┌──

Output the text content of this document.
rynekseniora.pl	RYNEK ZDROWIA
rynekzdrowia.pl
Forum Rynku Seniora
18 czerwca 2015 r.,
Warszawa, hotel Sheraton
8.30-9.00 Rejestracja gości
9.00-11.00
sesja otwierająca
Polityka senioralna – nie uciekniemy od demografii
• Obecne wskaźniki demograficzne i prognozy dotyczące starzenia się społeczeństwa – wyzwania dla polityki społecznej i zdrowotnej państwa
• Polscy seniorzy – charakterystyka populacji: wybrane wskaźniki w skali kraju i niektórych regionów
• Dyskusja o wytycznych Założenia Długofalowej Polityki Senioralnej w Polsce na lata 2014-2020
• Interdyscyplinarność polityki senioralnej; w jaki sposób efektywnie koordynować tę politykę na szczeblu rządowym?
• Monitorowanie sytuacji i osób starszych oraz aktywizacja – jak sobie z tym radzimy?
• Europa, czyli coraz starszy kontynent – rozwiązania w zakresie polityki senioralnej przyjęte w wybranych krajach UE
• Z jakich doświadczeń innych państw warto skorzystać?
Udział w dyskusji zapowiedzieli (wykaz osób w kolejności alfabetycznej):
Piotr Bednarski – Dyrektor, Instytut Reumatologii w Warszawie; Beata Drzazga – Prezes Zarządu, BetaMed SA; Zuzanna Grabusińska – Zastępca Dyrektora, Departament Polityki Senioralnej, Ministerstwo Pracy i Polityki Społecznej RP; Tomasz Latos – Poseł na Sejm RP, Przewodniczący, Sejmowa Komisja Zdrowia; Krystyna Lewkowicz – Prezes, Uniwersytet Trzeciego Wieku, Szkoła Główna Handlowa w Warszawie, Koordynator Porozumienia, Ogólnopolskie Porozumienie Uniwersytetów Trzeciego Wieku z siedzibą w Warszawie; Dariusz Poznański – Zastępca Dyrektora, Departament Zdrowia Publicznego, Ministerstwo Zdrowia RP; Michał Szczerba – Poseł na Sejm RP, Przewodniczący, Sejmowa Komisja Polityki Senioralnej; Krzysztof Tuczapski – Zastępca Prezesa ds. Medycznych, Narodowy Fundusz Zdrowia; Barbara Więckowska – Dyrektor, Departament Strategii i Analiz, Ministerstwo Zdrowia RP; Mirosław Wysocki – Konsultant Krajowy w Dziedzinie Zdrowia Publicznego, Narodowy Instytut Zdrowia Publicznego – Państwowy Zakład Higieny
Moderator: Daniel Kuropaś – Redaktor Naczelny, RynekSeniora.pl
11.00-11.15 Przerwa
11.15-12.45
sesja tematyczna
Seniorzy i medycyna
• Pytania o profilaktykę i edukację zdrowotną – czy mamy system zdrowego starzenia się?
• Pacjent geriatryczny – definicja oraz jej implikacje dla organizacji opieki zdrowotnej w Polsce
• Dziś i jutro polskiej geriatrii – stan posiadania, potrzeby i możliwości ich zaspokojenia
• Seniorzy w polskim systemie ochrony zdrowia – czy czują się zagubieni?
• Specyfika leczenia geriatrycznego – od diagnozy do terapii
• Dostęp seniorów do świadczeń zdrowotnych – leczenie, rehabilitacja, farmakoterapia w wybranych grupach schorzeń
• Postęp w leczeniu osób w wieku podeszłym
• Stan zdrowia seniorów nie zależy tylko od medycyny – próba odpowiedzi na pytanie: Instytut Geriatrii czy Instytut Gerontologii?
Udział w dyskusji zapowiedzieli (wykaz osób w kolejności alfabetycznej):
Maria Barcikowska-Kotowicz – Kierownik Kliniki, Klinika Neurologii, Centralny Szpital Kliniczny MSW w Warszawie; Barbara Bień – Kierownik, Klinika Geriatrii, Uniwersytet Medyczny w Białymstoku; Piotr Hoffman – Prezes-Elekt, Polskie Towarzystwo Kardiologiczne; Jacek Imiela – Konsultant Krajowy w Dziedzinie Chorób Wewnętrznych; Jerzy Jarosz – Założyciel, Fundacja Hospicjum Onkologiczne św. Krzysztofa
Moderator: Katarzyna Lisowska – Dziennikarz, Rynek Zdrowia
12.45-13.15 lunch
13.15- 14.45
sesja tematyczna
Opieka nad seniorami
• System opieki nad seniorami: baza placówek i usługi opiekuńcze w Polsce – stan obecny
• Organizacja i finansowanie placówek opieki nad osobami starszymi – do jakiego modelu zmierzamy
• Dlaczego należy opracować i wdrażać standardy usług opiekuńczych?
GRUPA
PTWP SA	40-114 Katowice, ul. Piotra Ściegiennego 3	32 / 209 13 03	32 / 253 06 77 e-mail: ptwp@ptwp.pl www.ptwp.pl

└──

- _TASK DETAILS_: Transcribe the data. Leave every line exactly as it is.

- _ANSWER TO THE PROBLEM_:
Output the text content of this document.
rynekseniora.pl	RYNEK ZDROWIA
rynekzdrowia.pl
Forum Rynku Seniora
18 czerwca 2015 r.,
Warszawa, hotel Sheraton
8.30-9.00 Rejestracja gości
9.00-11.00
sesja otwierająca
Polityka senioralna – nie uciekniemy od demografii
• Obecne wskaźniki demograficzne i prognozy dotyczące starzenia się społeczeństwa – wyzwania dla polityki społecznej i zdrowotnej państwa
• Polscy seniorzy – charakterystyka populacji: wybrane wskaźniki w skali kraju i niektórych regionów
• Dyskusja o wytycznych Założenia Długofalowej Polityki Senioralnej w Polsce na lata 2014-2020
• Interdyscyplinarność polityki senioralnej; w jaki sposób efektywnie koordynować tę politykę na szczeblu rządowym?
• Monitorowanie sytuacji i osób starszych oraz aktywizacja – jak sobie z tym radzimy?
• Europa, czyli coraz starszy kontynent – rozwiązania w zakresie polityki senioralnej przyjęte w wybranych krajach UE
• Z jakich doświadczeń innych państw warto skorzystać?
Udział w dyskusji zapowiedzieli (wykaz osób w kolejności alfabetycznej):
Piotr Bednarski – Dyrektor, Instytut Reumatologii w Warszawie; Beata Drzazga – Prezes Zarządu, BetaMed SA; Zuzanna Grabusińska – Zastępca Dyrektora, Departament Polityki Senioralnej, Ministerstwo Pracy i Polityki Społecznej RP; Tomasz Latos – Poseł na Sejm RP, Przewodniczący, Sejmowa Komisja Zdrowia; Krystyna Lewkowicz – Prezes, Uniwersytet Trzeciego Wieku, Szkoła Główna Handlowa w Warszawie, Koordynator Porozumienia, Ogólnopolskie Porozumienie Uniwersytetów Trzeciego Wieku z siedzibą w Warszawie; Dariusz Poznański – Zastępca Dyrektora, Departament Zdrowia Publicznego, Ministerstwo Zdrowia RP; Michał Szczerba – Poseł na Sejm RP, Przewodniczący, Sejmowa Komisja Polityki Senioralnej; Krzysztof Tuczapski – Zastępca Prezesa ds. Medycznych, Narodowy Fundusz Zdrowia; Barbara Więckowska – Dyrektor, Departament Strategii i Analiz, Ministerstwo Zdrowia RP; Mirosław Wysocki – Konsultant Krajowy w Dziedzinie Zdrowia Publicznego, Narodowy Instytut Zdrowia Publicznego – Państwowy Zakład Higieny
Moderator: Daniel Kuropaś – Redaktor Naczelny, RynekSeniora.pl
11.00-11.15 Przerwa
11.15-12.45
sesja tematyczna
Seniorzy i medycyna
• Pytania o profilaktykę i edukację zdrowotną – czy mamy system zdrowego starzenia się?
• Pacjent geriatryczny – definicja oraz jej implikacje dla organizacji opieki zdrowotnej w Polsce
• Dziś i jutro polskiej geriatrii – stan posiadania, potrzeby i możliwości ich zaspokojenia
• Seniorzy w polskim systemie ochrony zdrowia – czy czują się zagubieni?
• Specyfika leczenia geriatrycznego – od diagnozy do terapii
• Dostęp seniorów do świadczeń zdrowotnych – leczenie, rehabilitacja, farmakoterapia w wybranych grupach schorzeń
• Postęp w leczeniu osób w wieku podeszłym
• Stan zdrowia seniorów nie zależy tylko od medycyny – próba odpowiedzi na pytanie: Instytut Geriatrii czy Instytut Gerontologii?
Udział w dyskusji zapowiedzieli (wykaz osób w kolejności alfabetycznej):
Maria Barcikowska-Kotowicz – Kierownik Kliniki, Klinika Neurologii, Centralny Szpital Kliniczny MSW w Warszawie; Barbara Bień – Kierownik, Klinika Geriatrii, Uniwersytet Medyczny w Białymstoku; Piotr Hoffman – Prezes-Elekt, Polskie Towarzystwo Kardiologiczne; Jacek Imiela – Konsultant Krajowy w Dziedzinie Chorób Wewnętrznych; Jerzy Jarosz – Założyciel, Fundacja Hospicjum Onkologiczne św. Krzysztofa
Moderator: Katarzyna Lisowska – Dziennikarz, Rynek Zdrowia
12.45-13.15 lunch
13.15- 14.45
sesja tematyczna
Opieka nad seniorami
• System opieki nad seniorami: baza placówek i usługi opiekuńcze w Polsce – stan obecny
• Organizacja i finansowanie placówek opieki nad osobami starszymi – do jakiego modelu zmierzamy
• Dlaczego należy opracować i wdrażać standardy usług opiekuńczych?
GRUPA
PTWP SA	40-114 Katowice, ul. Piotra Ściegiennego 3	32 / 209 13 03	32 / 253 06 77 e-mail: ptwp@ptwp.pl www.ptwp.pl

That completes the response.